* Exercise goal
Omit all pictures. Quote the lines from the one with "Output a JSON" through the end of the listing below, exactly as they appear.

Data entries for graphics

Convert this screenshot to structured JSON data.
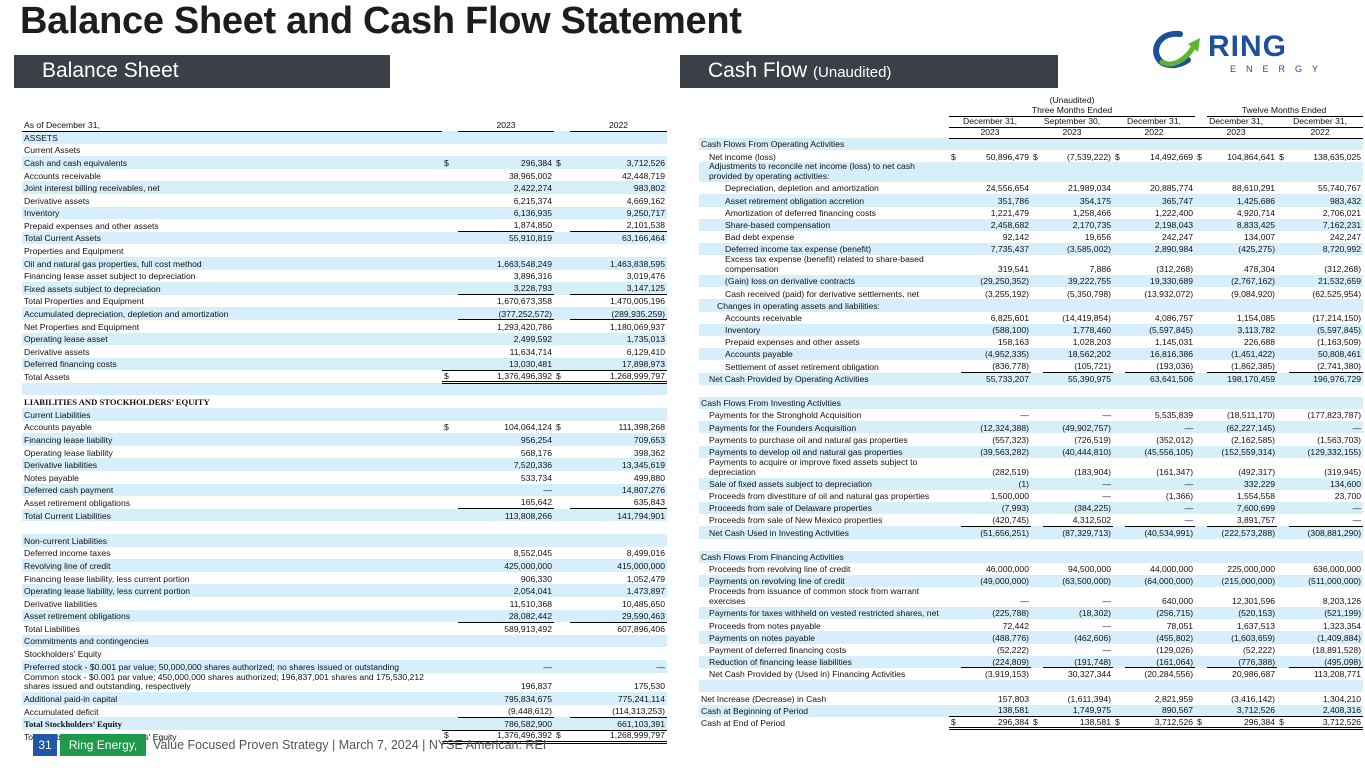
{
  "title": "Balance Sheet and Cash Flow Statement",
  "logo": {
    "text": "RING",
    "subtext": "ENERGY",
    "colors": {
      "blue": "#1f4e9c",
      "green": "#5cb531"
    }
  },
  "sections": {
    "balance_sheet": "Balance Sheet",
    "cash_flow": "Cash Flow",
    "cash_flow_note": "(Unaudited)"
  },
  "footer": {
    "page": "31",
    "company": "Ring Energy, Inc.",
    "tagline": "Value Focused Proven Strategy  | March 7, 2024 |  NYSE American: REI"
  },
  "balance_sheet": {
    "header": {
      "label": "As of December 31,",
      "years": [
        "2023",
        "2022"
      ]
    },
    "rows": [
      {
        "label": "ASSETS"
      },
      {
        "label": "Current Assets"
      },
      {
        "label": "Cash and cash equivalents",
        "values": [
          "296,384",
          "3,712,526"
        ],
        "dollar": true
      },
      {
        "label": "Accounts receivable",
        "values": [
          "38,965,002",
          "42,448,719"
        ]
      },
      {
        "label": "Joint interest billing receivables, net",
        "values": [
          "2,422,274",
          "983,802"
        ]
      },
      {
        "label": "Derivative assets",
        "values": [
          "6,215,374",
          "4,669,162"
        ]
      },
      {
        "label": "Inventory",
        "values": [
          "6,136,935",
          "9,250,717"
        ]
      },
      {
        "label": "Prepaid expenses and other assets",
        "values": [
          "1,874,850",
          "2,101,538"
        ]
      },
      {
        "label": "Total Current Assets",
        "values": [
          "55,910,819",
          "63,166,464"
        ],
        "kind": "total"
      },
      {
        "label": "Properties and Equipment"
      },
      {
        "label": "Oil and natural gas properties, full cost method",
        "values": [
          "1,663,548,249",
          "1,463,838,595"
        ]
      },
      {
        "label": "Financing lease asset subject to depreciation",
        "values": [
          "3,896,316",
          "3,019,476"
        ]
      },
      {
        "label": "Fixed assets subject to depreciation",
        "values": [
          "3,228,793",
          "3,147,125"
        ]
      },
      {
        "label": "Total Properties and Equipment",
        "values": [
          "1,670,673,358",
          "1,470,005,196"
        ],
        "kind": "total"
      },
      {
        "label": "Accumulated depreciation, depletion and amortization",
        "values": [
          "(377,252,572)",
          "(289,935,259)"
        ]
      },
      {
        "label": "Net Properties and Equipment",
        "values": [
          "1,293,420,786",
          "1,180,069,937"
        ],
        "kind": "total"
      },
      {
        "label": "Operating lease asset",
        "values": [
          "2,499,592",
          "1,735,013"
        ]
      },
      {
        "label": "Derivative assets",
        "values": [
          "11,634,714",
          "6,129,410"
        ]
      },
      {
        "label": "Deferred financing costs",
        "values": [
          "13,030,481",
          "17,898,973"
        ]
      },
      {
        "label": "Total Assets",
        "values": [
          "1,376,496,392",
          "1,268,999,797"
        ],
        "dollar": true,
        "kind": "grand"
      },
      {
        "label": ""
      },
      {
        "label": "LIABILITIES AND STOCKHOLDERS’ EQUITY",
        "kind": "serif"
      },
      {
        "label": "Current Liabilities"
      },
      {
        "label": "Accounts payable",
        "values": [
          "104,064,124",
          "111,398,268"
        ],
        "dollar": true
      },
      {
        "label": "Financing lease liability",
        "values": [
          "956,254",
          "709,653"
        ]
      },
      {
        "label": "Operating lease liability",
        "values": [
          "568,176",
          "398,362"
        ]
      },
      {
        "label": "Derivative liabilities",
        "values": [
          "7,520,336",
          "13,345,619"
        ]
      },
      {
        "label": "Notes payable",
        "values": [
          "533,734",
          "499,880"
        ]
      },
      {
        "label": "Deferred cash payment",
        "values": [
          "—",
          "14,807,276"
        ]
      },
      {
        "label": "Asset retirement obligations",
        "values": [
          "165,642",
          "635,843"
        ]
      },
      {
        "label": "Total Current Liabilities",
        "values": [
          "113,808,266",
          "141,794,901"
        ],
        "kind": "total"
      },
      {
        "label": ""
      },
      {
        "label": "Non-current Liabilities"
      },
      {
        "label": "Deferred income taxes",
        "values": [
          "8,552,045",
          "8,499,016"
        ]
      },
      {
        "label": "Revolving line of credit",
        "values": [
          "425,000,000",
          "415,000,000"
        ]
      },
      {
        "label": "Financing lease liability, less current portion",
        "values": [
          "906,330",
          "1,052,479"
        ]
      },
      {
        "label": "Operating lease liability, less current portion",
        "values": [
          "2,054,041",
          "1,473,897"
        ]
      },
      {
        "label": "Derivative liabilities",
        "values": [
          "11,510,368",
          "10,485,650"
        ]
      },
      {
        "label": "Asset retirement obligations",
        "values": [
          "28,082,442",
          "29,590,463"
        ]
      },
      {
        "label": "Total Liabilities",
        "values": [
          "589,913,492",
          "607,896,406"
        ],
        "kind": "total"
      },
      {
        "label": "Commitments and contingencies"
      },
      {
        "label": "Stockholders' Equity"
      },
      {
        "label": "Preferred stock - $0.001 par value; 50,000,000 shares authorized; no shares issued or outstanding",
        "values": [
          "—",
          "—"
        ]
      },
      {
        "label": "Common stock - $0.001 par value; 450,000,000 shares authorized; 196,837,001 shares and 175,530,212 shares issued and outstanding, respectively",
        "values": [
          "196,837",
          "175,530"
        ]
      },
      {
        "label": "Additional paid-in capital",
        "values": [
          "795,834,675",
          "775,241,114"
        ]
      },
      {
        "label": "Accumulated deficit",
        "values": [
          "(9,448,612)",
          "(114,313,253)"
        ]
      },
      {
        "label": "Total Stockholders’ Equity",
        "values": [
          "786,582,900",
          "661,103,391"
        ],
        "kind": "total-serif"
      },
      {
        "label": "Total Liabilities and Stockholders' Equity",
        "values": [
          "1,376,496,392",
          "1,268,999,797"
        ],
        "dollar": true,
        "kind": "grand"
      }
    ]
  },
  "cash_flow": {
    "header": {
      "unaudited": "(Unaudited)",
      "groups": [
        "Three Months Ended",
        "Twelve Months Ended"
      ],
      "periods": [
        "December 31,",
        "September 30,",
        "December 31,",
        "December 31,",
        "December 31,"
      ],
      "years": [
        "2023",
        "2023",
        "2022",
        "2023",
        "2022"
      ]
    },
    "rows": [
      {
        "label": "Cash Flows From Operating Activities",
        "level": 0
      },
      {
        "label": "Net income (loss)",
        "level": 1,
        "dollar": true,
        "values": [
          "50,896,479",
          "(7,539,222)",
          "14,492,669",
          "104,864,641",
          "138,635,025"
        ]
      },
      {
        "label": "Adjustments to reconcile net income (loss) to net cash provided by operating activities:",
        "level": 1
      },
      {
        "label": "Depreciation, depletion and amortization",
        "level": 3,
        "values": [
          "24,556,654",
          "21,989,034",
          "20,885,774",
          "88,610,291",
          "55,740,767"
        ]
      },
      {
        "label": "Asset retirement obligation accretion",
        "level": 3,
        "values": [
          "351,786",
          "354,175",
          "365,747",
          "1,425,686",
          "983,432"
        ]
      },
      {
        "label": "Amortization of deferred financing costs",
        "level": 3,
        "values": [
          "1,221,479",
          "1,258,466",
          "1,222,400",
          "4,920,714",
          "2,706,021"
        ]
      },
      {
        "label": "Share-based compensation",
        "level": 3,
        "values": [
          "2,458,682",
          "2,170,735",
          "2,198,043",
          "8,833,425",
          "7,162,231"
        ]
      },
      {
        "label": "Bad debt expense",
        "level": 3,
        "values": [
          "92,142",
          "19,656",
          "242,247",
          "134,007",
          "242,247"
        ]
      },
      {
        "label": "Deferred income tax expense (benefit)",
        "level": 3,
        "values": [
          "7,735,437",
          "(3,585,002)",
          "2,890,984",
          "(425,275)",
          "8,720,992"
        ]
      },
      {
        "label": "Excess tax expense (benefit) related to share-based compensation",
        "level": 3,
        "values": [
          "319,541",
          "7,886",
          "(312,268)",
          "478,304",
          "(312,268)"
        ]
      },
      {
        "label": "(Gain) loss on derivative contracts",
        "level": 3,
        "values": [
          "(29,250,352)",
          "39,222,755",
          "19,330,689",
          "(2,767,162)",
          "21,532,659"
        ]
      },
      {
        "label": "Cash received (paid) for derivative settlements, net",
        "level": 3,
        "values": [
          "(3,255,192)",
          "(5,350,798)",
          "(13,932,072)",
          "(9,084,920)",
          "(62,525,954)"
        ]
      },
      {
        "label": "Changes in operating assets and liabilities:",
        "level": 2
      },
      {
        "label": "Accounts receivable",
        "level": 3,
        "values": [
          "6,825,601",
          "(14,419,854)",
          "4,086,757",
          "1,154,085",
          "(17,214,150)"
        ]
      },
      {
        "label": "Inventory",
        "level": 3,
        "values": [
          "(588,100)",
          "1,778,460",
          "(5,597,845)",
          "3,113,782",
          "(5,597,845)"
        ]
      },
      {
        "label": "Prepaid expenses and other assets",
        "level": 3,
        "values": [
          "158,163",
          "1,028,203",
          "1,145,031",
          "226,688",
          "(1,163,509)"
        ]
      },
      {
        "label": "Accounts payable",
        "level": 3,
        "values": [
          "(4,952,335)",
          "18,562,202",
          "16,816,386",
          "(1,451,422)",
          "50,808,461"
        ]
      },
      {
        "label": "Settlement of asset retirement obligation",
        "level": 3,
        "values": [
          "(836,778)",
          "(105,721)",
          "(193,036)",
          "(1,862,385)",
          "(2,741,380)"
        ]
      },
      {
        "label": "Net Cash Provided by Operating Activities",
        "level": 1,
        "kind": "total",
        "values": [
          "55,733,207",
          "55,390,975",
          "63,641,506",
          "198,170,459",
          "196,976,729"
        ]
      },
      {
        "label": "",
        "level": 0
      },
      {
        "label": "Cash Flows From Investing Activities",
        "level": 0
      },
      {
        "label": "Payments for the Stronghold Acquisition",
        "level": 1,
        "values": [
          "—",
          "—",
          "5,535,839",
          "(18,511,170)",
          "(177,823,787)"
        ]
      },
      {
        "label": "Payments for the Founders Acquisition",
        "level": 1,
        "values": [
          "(12,324,388)",
          "(49,902,757)",
          "—",
          "(62,227,145)",
          "—"
        ]
      },
      {
        "label": "Payments to purchase oil and natural gas properties",
        "level": 1,
        "values": [
          "(557,323)",
          "(726,519)",
          "(352,012)",
          "(2,162,585)",
          "(1,563,703)"
        ]
      },
      {
        "label": "Payments to develop oil and natural gas properties",
        "level": 1,
        "values": [
          "(39,563,282)",
          "(40,444,810)",
          "(45,556,105)",
          "(152,559,314)",
          "(129,332,155)"
        ]
      },
      {
        "label": "Payments to acquire or improve fixed assets subject to depreciation",
        "level": 1,
        "values": [
          "(282,519)",
          "(183,904)",
          "(161,347)",
          "(492,317)",
          "(319,945)"
        ]
      },
      {
        "label": "Sale of fixed assets subject to depreciation",
        "level": 1,
        "values": [
          "(1)",
          "—",
          "—",
          "332,229",
          "134,600"
        ]
      },
      {
        "label": "Proceeds from divestiture of oil and natural gas properties",
        "level": 1,
        "values": [
          "1,500,000",
          "—",
          "(1,366)",
          "1,554,558",
          "23,700"
        ]
      },
      {
        "label": "Proceeds from sale of Delaware properties",
        "level": 1,
        "values": [
          "(7,993)",
          "(384,225)",
          "—",
          "7,600,699",
          "—"
        ]
      },
      {
        "label": "Proceeds from sale of New Mexico properties",
        "level": 1,
        "values": [
          "(420,745)",
          "4,312,502",
          "—",
          "3,891,757",
          "—"
        ]
      },
      {
        "label": "Net Cash Used in Investing Activities",
        "level": 1,
        "kind": "total",
        "values": [
          "(51,656,251)",
          "(87,329,713)",
          "(40,534,991)",
          "(222,573,288)",
          "(308,881,290)"
        ]
      },
      {
        "label": "",
        "level": 0
      },
      {
        "label": "Cash Flows From Financing Activities",
        "level": 0
      },
      {
        "label": "Proceeds from revolving line of credit",
        "level": 1,
        "values": [
          "46,000,000",
          "94,500,000",
          "44,000,000",
          "225,000,000",
          "636,000,000"
        ]
      },
      {
        "label": "Payments on revolving line of credit",
        "level": 1,
        "values": [
          "(49,000,000)",
          "(63,500,000)",
          "(64,000,000)",
          "(215,000,000)",
          "(511,000,000)"
        ]
      },
      {
        "label": "Proceeds from issuance of common stock from warrant exercises",
        "level": 1,
        "values": [
          "—",
          "—",
          "640,000",
          "12,301,596",
          "8,203,126"
        ]
      },
      {
        "label": "Payments for taxes withheld on vested restricted shares, net",
        "level": 1,
        "values": [
          "(225,788)",
          "(18,302)",
          "(256,715)",
          "(520,153)",
          "(521,199)"
        ]
      },
      {
        "label": "Proceeds from notes payable",
        "level": 1,
        "values": [
          "72,442",
          "—",
          "78,051",
          "1,637,513",
          "1,323,354"
        ]
      },
      {
        "label": "Payments on notes payable",
        "level": 1,
        "values": [
          "(488,776)",
          "(462,606)",
          "(455,802)",
          "(1,603,659)",
          "(1,409,884)"
        ]
      },
      {
        "label": "Payment of deferred financing costs",
        "level": 1,
        "values": [
          "(52,222)",
          "—",
          "(129,026)",
          "(52,222)",
          "(18,891,528)"
        ]
      },
      {
        "label": "Reduction of financing lease liabilities",
        "level": 1,
        "values": [
          "(224,809)",
          "(191,748)",
          "(161,064)",
          "(776,388)",
          "(495,098)"
        ]
      },
      {
        "label": "Net Cash Provided by (Used in) Financing Activities",
        "level": 1,
        "kind": "total",
        "values": [
          "(3,919,153)",
          "30,327,344",
          "(20,284,556)",
          "20,986,687",
          "113,208,771"
        ]
      },
      {
        "label": "",
        "level": 0
      },
      {
        "label": "Net Increase (Decrease) in Cash",
        "level": 0,
        "values": [
          "157,803",
          "(1,611,394)",
          "2,821,959",
          "(3,416,142)",
          "1,304,210"
        ]
      },
      {
        "label": "Cash at Beginning of Period",
        "level": 0,
        "values": [
          "138,581",
          "1,749,975",
          "890,567",
          "3,712,526",
          "2,408,316"
        ]
      },
      {
        "label": "Cash at End of Period",
        "level": 0,
        "dollar": true,
        "kind": "grand",
        "values": [
          "296,384",
          "138,581",
          "3,712,526",
          "296,384",
          "3,712,526"
        ]
      }
    ]
  }
}
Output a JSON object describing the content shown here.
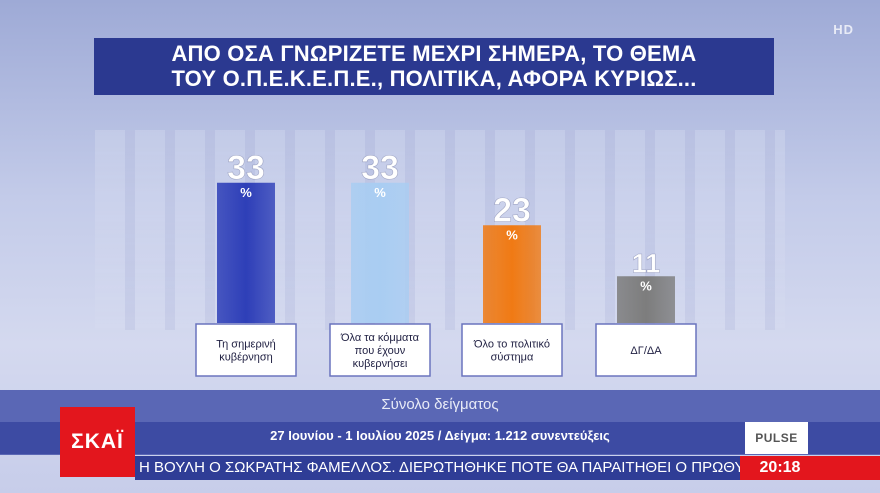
{
  "title": {
    "line1": "ΑΠΟ ΟΣΑ ΓΝΩΡΙΖΕΤΕ ΜΕΧΡΙ ΣΗΜΕΡΑ, ΤΟ ΘΕΜΑ",
    "line2": "ΤΟΥ Ο.Π.Ε.Κ.Ε.Π.Ε., ΠΟΛΙΤΙΚΑ, ΑΦΟΡΑ ΚΥΡΙΩΣ..."
  },
  "chart_data": {
    "type": "bar",
    "title": "ΑΠΟ ΟΣΑ ΓΝΩΡΙΖΕΤΕ ΜΕΧΡΙ ΣΗΜΕΡΑ, ΤΟ ΘΕΜΑ ΤΟΥ Ο.Π.Ε.Κ.Ε.Π.Ε., ΠΟΛΙΤΙΚΑ, ΑΦΟΡΑ ΚΥΡΙΩΣ...",
    "categories": [
      [
        "Τη σημερινή",
        "κυβέρνηση"
      ],
      [
        "Όλα τα κόμματα",
        "που έχουν",
        "κυβερνήσει"
      ],
      [
        "Όλο το πολιτικό",
        "σύστημα"
      ],
      [
        "ΔΓ/ΔΑ"
      ]
    ],
    "values": [
      33,
      33,
      23,
      11
    ],
    "unit": "%",
    "colors": [
      "#2e3fb8",
      "#a9cdf2",
      "#f07a14",
      "#7d7d7d"
    ],
    "ylim": [
      0,
      40
    ],
    "grid": false,
    "legend": "none",
    "xlabel": "Σύνολο δείγματος"
  },
  "sample_label": "Σύνολο δείγματος",
  "footer": {
    "dates": "27 Ιουνίου - 1 Ιουλίου 2025 / Δείγμα: 1.212 συνεντεύξεις",
    "pollster": "PULSE"
  },
  "channel": {
    "logo": "ΣΚΑΪ",
    "hd": "HD"
  },
  "ticker": {
    "text": "Η ΒΟΥΛΗ Ο ΣΩΚΡΑΤΗΣ ΦΑΜΕΛΛΟΣ. ΔΙΕΡΩΤΗΘΗΚΕ ΠΟΤΕ ΘΑ ΠΑΡΑΙΤΗΘΕΙ Ο ΠΡΩΘΥΠΟΥΡΓΟΣ",
    "time": "20:18"
  }
}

* Expected answer
Output a JSON object describing the content shown here.
{
  "title": {
    "line1": "ΑΠΟ ΟΣΑ ΓΝΩΡΙΖΕΤΕ ΜΕΧΡΙ ΣΗΜΕΡΑ, ΤΟ ΘΕΜΑ",
    "line2": "ΤΟΥ Ο.Π.Ε.Κ.Ε.Π.Ε., ΠΟΛΙΤΙΚΑ, ΑΦΟΡΑ ΚΥΡΙΩΣ..."
  },
  "chart_data": {
    "type": "bar",
    "title": "ΑΠΟ ΟΣΑ ΓΝΩΡΙΖΕΤΕ ΜΕΧΡΙ ΣΗΜΕΡΑ, ΤΟ ΘΕΜΑ ΤΟΥ Ο.Π.Ε.Κ.Ε.Π.Ε., ΠΟΛΙΤΙΚΑ, ΑΦΟΡΑ ΚΥΡΙΩΣ...",
    "categories": [
      [
        "Τη σημερινή",
        "κυβέρνηση"
      ],
      [
        "Όλα τα κόμματα",
        "που έχουν",
        "κυβερνήσει"
      ],
      [
        "Όλο το πολιτικό",
        "σύστημα"
      ],
      [
        "ΔΓ/ΔΑ"
      ]
    ],
    "values": [
      33,
      33,
      23,
      11
    ],
    "unit": "%",
    "colors": [
      "#2e3fb8",
      "#a9cdf2",
      "#f07a14",
      "#7d7d7d"
    ],
    "ylim": [
      0,
      40
    ],
    "grid": false,
    "legend": "none",
    "xlabel": "Σύνολο δείγματος"
  },
  "sample_label": "Σύνολο δείγματος",
  "footer": {
    "dates": "27 Ιουνίου - 1 Ιουλίου 2025 / Δείγμα: 1.212 συνεντεύξεις",
    "pollster": "PULSE"
  },
  "channel": {
    "logo": "ΣΚΑΪ",
    "hd": "HD"
  },
  "ticker": {
    "text": "Η ΒΟΥΛΗ Ο ΣΩΚΡΑΤΗΣ ΦΑΜΕΛΛΟΣ. ΔΙΕΡΩΤΗΘΗΚΕ ΠΟΤΕ ΘΑ ΠΑΡΑΙΤΗΘΕΙ Ο ΠΡΩΘΥΠΟΥΡΓΟΣ",
    "time": "20:18"
  }
}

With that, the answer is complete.